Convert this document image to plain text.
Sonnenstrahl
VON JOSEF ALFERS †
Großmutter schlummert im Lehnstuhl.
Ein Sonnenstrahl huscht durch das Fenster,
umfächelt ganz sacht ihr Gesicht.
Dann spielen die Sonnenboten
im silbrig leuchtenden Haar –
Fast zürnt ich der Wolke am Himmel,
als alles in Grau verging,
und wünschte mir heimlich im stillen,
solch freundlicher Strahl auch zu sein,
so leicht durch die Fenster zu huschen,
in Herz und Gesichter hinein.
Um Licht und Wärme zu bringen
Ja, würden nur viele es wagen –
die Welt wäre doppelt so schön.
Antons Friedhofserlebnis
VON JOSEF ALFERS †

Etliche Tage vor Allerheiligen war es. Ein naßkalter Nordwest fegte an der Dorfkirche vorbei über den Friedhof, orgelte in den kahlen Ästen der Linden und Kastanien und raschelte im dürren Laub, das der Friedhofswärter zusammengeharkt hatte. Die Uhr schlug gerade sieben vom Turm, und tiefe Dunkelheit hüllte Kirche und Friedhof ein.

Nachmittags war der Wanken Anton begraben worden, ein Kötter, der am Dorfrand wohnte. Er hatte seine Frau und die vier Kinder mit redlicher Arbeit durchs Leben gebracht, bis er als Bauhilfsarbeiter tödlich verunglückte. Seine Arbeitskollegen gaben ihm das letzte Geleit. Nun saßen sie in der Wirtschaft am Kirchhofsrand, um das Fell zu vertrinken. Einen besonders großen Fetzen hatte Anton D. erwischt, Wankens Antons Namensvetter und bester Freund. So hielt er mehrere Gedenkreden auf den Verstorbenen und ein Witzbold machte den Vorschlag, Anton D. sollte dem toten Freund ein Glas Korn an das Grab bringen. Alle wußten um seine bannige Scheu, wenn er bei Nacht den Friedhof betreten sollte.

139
────
The whole listing above needs to be written out again exactly.

# EXERCISE RESULT
Convert this document image to plain text.
Sonnenstrahl
VON JOSEF ALFERS †
Großmutter schlummert im Lehnstuhl.
Ein Sonnenstrahl huscht durch das Fenster,
umfächelt ganz sacht ihr Gesicht.
Dann spielen die Sonnenboten
im silbrig leuchtenden Haar –
Fast zürnt ich der Wolke am Himmel,
als alles in Grau verging,
und wünschte mir heimlich im stillen,
solch freundlicher Strahl auch zu sein,
so leicht durch die Fenster zu huschen,
in Herz und Gesichter hinein.
Um Licht und Wärme zu bringen
Ja, würden nur viele es wagen –
die Welt wäre doppelt so schön.
Antons Friedhofserlebnis
VON JOSEF ALFERS †

Etliche Tage vor Allerheiligen war es. Ein naßkalter Nordwest fegte an der Dorfkirche vorbei über den Friedhof, orgelte in den kahlen Ästen der Linden und Kastanien und raschelte im dürren Laub, das der Friedhofswärter zusammengeharkt hatte. Die Uhr schlug gerade sieben vom Turm, und tiefe Dunkelheit hüllte Kirche und Friedhof ein.

Nachmittags war der Wanken Anton begraben worden, ein Kötter, der am Dorfrand wohnte. Er hatte seine Frau und die vier Kinder mit redlicher Arbeit durchs Leben gebracht, bis er als Bauhilfsarbeiter tödlich verunglückte. Seine Arbeitskollegen gaben ihm das letzte Geleit. Nun saßen sie in der Wirtschaft am Kirchhofsrand, um das Fell zu vertrinken. Einen besonders großen Fetzen hatte Anton D. erwischt, Wankens Antons Namensvetter und bester Freund. So hielt er mehrere Gedenkreden auf den Verstorbenen und ein Witzbold machte den Vorschlag, Anton D. sollte dem toten Freund ein Glas Korn an das Grab bringen. Alle wußten um seine bannige Scheu, wenn er bei Nacht den Friedhof betreten sollte.

139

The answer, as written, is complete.